> **MATERIAL TO PROCESS**
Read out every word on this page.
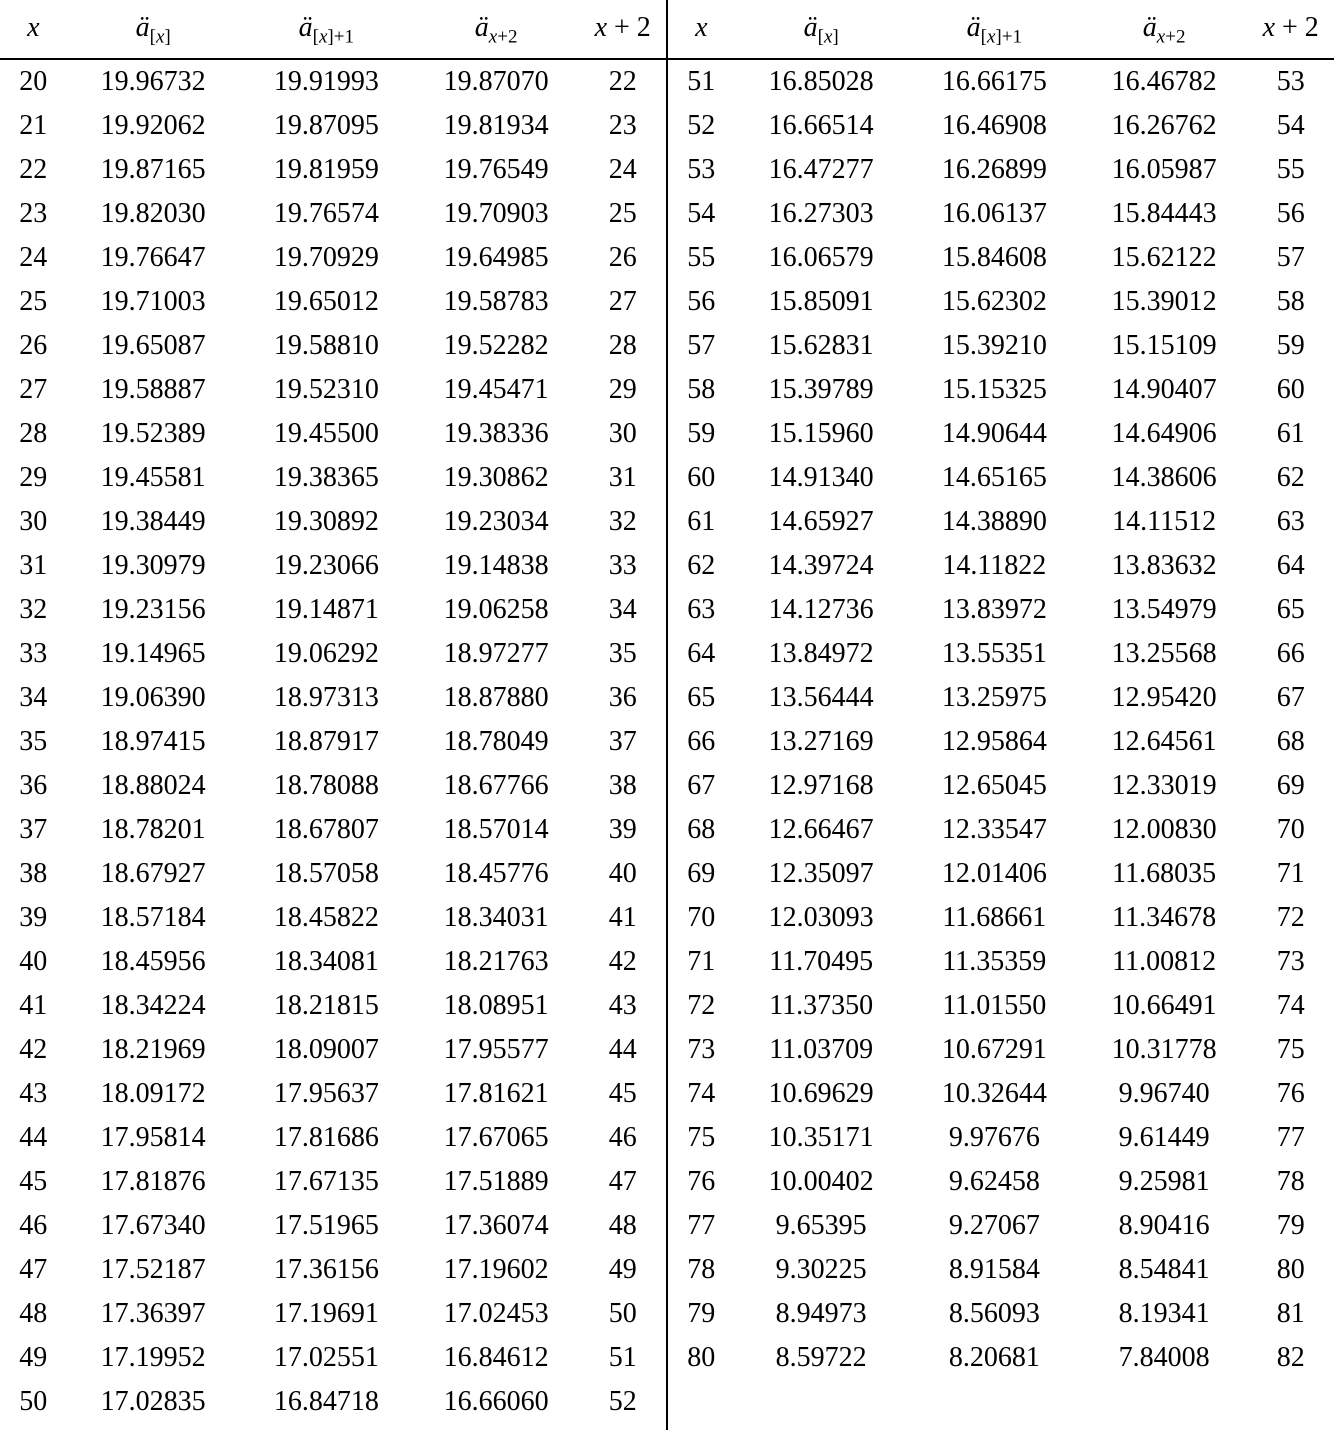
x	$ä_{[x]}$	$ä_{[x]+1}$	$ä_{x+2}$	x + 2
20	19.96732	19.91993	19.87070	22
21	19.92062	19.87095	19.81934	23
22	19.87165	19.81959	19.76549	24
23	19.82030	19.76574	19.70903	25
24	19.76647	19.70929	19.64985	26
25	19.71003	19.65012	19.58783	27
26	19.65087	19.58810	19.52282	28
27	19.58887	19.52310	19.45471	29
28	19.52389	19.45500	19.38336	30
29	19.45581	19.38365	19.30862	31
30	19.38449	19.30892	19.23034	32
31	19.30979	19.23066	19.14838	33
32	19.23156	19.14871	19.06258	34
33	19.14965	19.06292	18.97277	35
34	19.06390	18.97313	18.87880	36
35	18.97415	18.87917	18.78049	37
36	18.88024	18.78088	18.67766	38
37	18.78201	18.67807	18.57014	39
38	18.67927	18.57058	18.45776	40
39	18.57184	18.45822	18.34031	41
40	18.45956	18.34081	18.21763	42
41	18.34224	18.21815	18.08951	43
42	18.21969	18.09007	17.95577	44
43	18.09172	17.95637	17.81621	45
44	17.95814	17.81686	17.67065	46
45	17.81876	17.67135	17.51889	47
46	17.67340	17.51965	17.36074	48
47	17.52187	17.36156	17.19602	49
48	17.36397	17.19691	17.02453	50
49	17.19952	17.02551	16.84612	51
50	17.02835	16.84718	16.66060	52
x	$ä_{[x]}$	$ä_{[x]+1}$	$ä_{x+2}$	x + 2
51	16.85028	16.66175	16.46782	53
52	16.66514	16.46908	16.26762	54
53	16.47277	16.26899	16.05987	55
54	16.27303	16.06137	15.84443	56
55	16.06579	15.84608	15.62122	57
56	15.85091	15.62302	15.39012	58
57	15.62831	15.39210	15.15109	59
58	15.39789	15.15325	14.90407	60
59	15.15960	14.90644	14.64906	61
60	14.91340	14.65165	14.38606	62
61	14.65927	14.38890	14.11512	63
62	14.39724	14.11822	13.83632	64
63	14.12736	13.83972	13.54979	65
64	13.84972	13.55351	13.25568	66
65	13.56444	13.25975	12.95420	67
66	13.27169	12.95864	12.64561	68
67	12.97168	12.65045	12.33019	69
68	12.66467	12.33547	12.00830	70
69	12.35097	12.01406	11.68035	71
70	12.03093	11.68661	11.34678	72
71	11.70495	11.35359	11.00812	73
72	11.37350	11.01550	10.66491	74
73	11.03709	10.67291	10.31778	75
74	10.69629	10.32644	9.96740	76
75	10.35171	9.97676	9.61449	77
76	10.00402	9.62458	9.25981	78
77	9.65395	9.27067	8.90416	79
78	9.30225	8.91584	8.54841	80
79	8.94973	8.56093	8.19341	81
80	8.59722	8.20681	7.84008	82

> **DIRECTIONS**
Replicate the material above verbatim; images stay out of the copy.

> **SOLUTION BELOW**
Read out every word on this page.
x	$ä_{[x]}$	$ä_{[x]+1}$	$ä_{x+2}$	x + 2
20	19.96732	19.91993	19.87070	22
21	19.92062	19.87095	19.81934	23
22	19.87165	19.81959	19.76549	24
23	19.82030	19.76574	19.70903	25
24	19.76647	19.70929	19.64985	26
25	19.71003	19.65012	19.58783	27
26	19.65087	19.58810	19.52282	28
27	19.58887	19.52310	19.45471	29
28	19.52389	19.45500	19.38336	30
29	19.45581	19.38365	19.30862	31
30	19.38449	19.30892	19.23034	32
31	19.30979	19.23066	19.14838	33
32	19.23156	19.14871	19.06258	34
33	19.14965	19.06292	18.97277	35
34	19.06390	18.97313	18.87880	36
35	18.97415	18.87917	18.78049	37
36	18.88024	18.78088	18.67766	38
37	18.78201	18.67807	18.57014	39
38	18.67927	18.57058	18.45776	40
39	18.57184	18.45822	18.34031	41
40	18.45956	18.34081	18.21763	42
41	18.34224	18.21815	18.08951	43
42	18.21969	18.09007	17.95577	44
43	18.09172	17.95637	17.81621	45
44	17.95814	17.81686	17.67065	46
45	17.81876	17.67135	17.51889	47
46	17.67340	17.51965	17.36074	48
47	17.52187	17.36156	17.19602	49
48	17.36397	17.19691	17.02453	50
49	17.19952	17.02551	16.84612	51
50	17.02835	16.84718	16.66060	52
x	$ä_{[x]}$	$ä_{[x]+1}$	$ä_{x+2}$	x + 2
51	16.85028	16.66175	16.46782	53
52	16.66514	16.46908	16.26762	54
53	16.47277	16.26899	16.05987	55
54	16.27303	16.06137	15.84443	56
55	16.06579	15.84608	15.62122	57
56	15.85091	15.62302	15.39012	58
57	15.62831	15.39210	15.15109	59
58	15.39789	15.15325	14.90407	60
59	15.15960	14.90644	14.64906	61
60	14.91340	14.65165	14.38606	62
61	14.65927	14.38890	14.11512	63
62	14.39724	14.11822	13.83632	64
63	14.12736	13.83972	13.54979	65
64	13.84972	13.55351	13.25568	66
65	13.56444	13.25975	12.95420	67
66	13.27169	12.95864	12.64561	68
67	12.97168	12.65045	12.33019	69
68	12.66467	12.33547	12.00830	70
69	12.35097	12.01406	11.68035	71
70	12.03093	11.68661	11.34678	72
71	11.70495	11.35359	11.00812	73
72	11.37350	11.01550	10.66491	74
73	11.03709	10.67291	10.31778	75
74	10.69629	10.32644	9.96740	76
75	10.35171	9.97676	9.61449	77
76	10.00402	9.62458	9.25981	78
77	9.65395	9.27067	8.90416	79
78	9.30225	8.91584	8.54841	80
79	8.94973	8.56093	8.19341	81
80	8.59722	8.20681	7.84008	82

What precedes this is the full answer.